-- Start --
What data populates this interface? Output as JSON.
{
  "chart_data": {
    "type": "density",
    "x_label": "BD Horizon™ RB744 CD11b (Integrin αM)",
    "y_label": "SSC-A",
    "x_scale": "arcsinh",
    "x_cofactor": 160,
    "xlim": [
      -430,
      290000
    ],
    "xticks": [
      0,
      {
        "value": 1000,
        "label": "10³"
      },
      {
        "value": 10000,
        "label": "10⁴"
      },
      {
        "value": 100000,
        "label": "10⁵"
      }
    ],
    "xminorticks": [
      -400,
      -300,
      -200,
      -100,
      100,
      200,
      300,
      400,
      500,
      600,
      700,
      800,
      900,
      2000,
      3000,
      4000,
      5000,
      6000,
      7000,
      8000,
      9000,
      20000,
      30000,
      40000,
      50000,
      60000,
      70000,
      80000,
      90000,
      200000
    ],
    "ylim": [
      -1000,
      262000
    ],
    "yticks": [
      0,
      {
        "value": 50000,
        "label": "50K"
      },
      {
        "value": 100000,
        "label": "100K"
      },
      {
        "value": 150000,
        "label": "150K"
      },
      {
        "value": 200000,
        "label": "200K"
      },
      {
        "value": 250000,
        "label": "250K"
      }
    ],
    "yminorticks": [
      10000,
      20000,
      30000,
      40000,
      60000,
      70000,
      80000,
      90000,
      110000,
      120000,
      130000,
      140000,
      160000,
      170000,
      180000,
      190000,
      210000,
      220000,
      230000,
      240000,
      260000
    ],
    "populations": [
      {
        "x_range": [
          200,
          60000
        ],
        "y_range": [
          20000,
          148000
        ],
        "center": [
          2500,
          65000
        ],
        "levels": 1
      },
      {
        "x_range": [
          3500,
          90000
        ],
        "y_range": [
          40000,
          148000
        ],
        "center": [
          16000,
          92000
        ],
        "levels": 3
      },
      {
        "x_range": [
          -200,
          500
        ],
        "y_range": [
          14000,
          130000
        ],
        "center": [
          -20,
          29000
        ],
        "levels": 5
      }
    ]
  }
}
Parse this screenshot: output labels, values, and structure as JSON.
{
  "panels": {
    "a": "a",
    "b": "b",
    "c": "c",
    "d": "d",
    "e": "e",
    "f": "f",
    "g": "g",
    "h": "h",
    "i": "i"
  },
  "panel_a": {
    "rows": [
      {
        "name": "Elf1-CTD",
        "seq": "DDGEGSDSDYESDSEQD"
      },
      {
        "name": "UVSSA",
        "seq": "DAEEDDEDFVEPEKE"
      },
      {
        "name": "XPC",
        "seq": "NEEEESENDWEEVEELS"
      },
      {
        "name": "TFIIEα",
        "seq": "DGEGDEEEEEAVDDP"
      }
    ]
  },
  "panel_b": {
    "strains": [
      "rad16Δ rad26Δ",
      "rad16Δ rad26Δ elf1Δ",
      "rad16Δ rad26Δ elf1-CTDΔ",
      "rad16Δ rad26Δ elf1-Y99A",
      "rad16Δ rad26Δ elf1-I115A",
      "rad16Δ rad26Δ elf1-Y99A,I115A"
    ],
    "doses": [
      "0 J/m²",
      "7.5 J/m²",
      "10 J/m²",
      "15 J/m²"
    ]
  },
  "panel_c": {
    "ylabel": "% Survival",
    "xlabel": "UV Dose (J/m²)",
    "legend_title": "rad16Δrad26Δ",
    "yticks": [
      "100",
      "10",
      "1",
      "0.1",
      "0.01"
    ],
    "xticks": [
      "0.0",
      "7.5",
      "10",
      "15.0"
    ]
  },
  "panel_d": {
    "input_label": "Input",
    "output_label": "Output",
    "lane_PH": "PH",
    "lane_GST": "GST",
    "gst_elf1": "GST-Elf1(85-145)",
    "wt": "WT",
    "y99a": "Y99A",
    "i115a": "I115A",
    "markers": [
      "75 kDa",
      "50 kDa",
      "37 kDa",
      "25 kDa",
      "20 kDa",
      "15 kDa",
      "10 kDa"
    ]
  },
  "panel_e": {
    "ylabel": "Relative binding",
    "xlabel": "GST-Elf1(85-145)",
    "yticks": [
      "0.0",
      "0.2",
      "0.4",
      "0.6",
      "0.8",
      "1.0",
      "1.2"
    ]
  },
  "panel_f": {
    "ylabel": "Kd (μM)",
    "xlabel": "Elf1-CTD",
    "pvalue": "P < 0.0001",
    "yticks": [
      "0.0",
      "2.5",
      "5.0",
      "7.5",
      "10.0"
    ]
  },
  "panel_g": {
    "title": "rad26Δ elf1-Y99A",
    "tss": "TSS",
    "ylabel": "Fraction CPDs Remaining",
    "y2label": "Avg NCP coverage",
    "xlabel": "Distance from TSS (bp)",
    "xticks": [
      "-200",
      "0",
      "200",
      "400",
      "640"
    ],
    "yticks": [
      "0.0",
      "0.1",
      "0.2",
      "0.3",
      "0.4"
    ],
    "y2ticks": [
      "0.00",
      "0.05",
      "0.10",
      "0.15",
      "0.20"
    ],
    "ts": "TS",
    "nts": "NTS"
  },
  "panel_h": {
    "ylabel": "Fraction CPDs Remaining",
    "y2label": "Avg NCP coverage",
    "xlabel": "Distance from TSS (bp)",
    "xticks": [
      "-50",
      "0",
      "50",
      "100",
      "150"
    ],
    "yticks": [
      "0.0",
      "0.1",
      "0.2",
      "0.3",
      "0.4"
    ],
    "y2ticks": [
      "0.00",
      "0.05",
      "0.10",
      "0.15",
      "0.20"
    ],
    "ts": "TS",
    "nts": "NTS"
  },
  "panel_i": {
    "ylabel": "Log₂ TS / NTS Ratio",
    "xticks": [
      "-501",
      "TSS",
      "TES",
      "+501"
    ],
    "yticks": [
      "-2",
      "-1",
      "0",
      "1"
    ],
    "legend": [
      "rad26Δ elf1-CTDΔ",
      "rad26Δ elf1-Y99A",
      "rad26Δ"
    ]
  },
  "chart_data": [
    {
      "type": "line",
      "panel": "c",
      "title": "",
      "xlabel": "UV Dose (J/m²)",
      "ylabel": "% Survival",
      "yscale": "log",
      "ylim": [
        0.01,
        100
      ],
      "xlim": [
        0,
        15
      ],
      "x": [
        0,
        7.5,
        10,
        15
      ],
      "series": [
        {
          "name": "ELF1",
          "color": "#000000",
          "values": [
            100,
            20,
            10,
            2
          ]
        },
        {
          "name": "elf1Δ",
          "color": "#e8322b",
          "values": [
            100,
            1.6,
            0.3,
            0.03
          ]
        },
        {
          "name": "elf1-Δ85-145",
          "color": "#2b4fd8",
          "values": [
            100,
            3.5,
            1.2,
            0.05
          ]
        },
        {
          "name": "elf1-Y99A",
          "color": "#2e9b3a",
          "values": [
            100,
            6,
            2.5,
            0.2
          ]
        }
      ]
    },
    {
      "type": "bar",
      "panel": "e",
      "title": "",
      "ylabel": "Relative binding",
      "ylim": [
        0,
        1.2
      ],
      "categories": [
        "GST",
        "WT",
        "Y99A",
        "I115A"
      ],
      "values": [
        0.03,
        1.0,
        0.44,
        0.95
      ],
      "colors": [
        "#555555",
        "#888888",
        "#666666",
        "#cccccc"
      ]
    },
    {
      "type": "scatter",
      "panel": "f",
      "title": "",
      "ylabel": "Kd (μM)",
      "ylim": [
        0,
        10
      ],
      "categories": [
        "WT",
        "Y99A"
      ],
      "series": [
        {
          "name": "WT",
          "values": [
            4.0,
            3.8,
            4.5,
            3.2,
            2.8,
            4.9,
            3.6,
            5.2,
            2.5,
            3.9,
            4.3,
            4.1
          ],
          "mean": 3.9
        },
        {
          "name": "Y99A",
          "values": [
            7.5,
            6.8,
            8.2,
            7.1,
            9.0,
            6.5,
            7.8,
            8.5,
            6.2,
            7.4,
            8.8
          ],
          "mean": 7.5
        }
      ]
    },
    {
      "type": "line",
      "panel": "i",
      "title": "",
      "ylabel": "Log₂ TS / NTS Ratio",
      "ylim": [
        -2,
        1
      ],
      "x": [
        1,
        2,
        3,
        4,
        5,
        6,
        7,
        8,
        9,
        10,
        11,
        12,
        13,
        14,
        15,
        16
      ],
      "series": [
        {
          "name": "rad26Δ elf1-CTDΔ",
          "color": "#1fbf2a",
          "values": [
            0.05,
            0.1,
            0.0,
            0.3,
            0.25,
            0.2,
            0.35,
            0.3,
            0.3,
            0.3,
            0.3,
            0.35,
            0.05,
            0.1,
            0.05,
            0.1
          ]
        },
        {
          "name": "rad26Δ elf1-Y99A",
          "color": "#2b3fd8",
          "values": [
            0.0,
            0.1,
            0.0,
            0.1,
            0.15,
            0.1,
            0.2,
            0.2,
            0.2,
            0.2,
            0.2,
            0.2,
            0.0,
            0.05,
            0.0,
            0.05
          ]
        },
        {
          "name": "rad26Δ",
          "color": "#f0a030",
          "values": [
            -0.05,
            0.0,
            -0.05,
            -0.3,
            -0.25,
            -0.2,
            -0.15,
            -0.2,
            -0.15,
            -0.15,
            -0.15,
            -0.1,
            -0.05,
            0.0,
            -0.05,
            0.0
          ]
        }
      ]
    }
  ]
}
-- End --
Identify each line of the material where the word "ylabel" shows up, and copy it.

    "ylabel": "% Survival",
    "ylabel": "Relative binding",
    "ylabel": "Kd (μM)",
    "ylabel": "Fraction CPDs Remaining",
    "ylabel": "Fraction CPDs Remaining",
    "ylabel": "Log₂ TS / NTS Ratio",
      "ylabel": "% Survival",
      "ylabel": "Relative binding",
      "ylabel": "Kd (μM)",
      "ylabel": "Log₂ TS / NTS Ratio",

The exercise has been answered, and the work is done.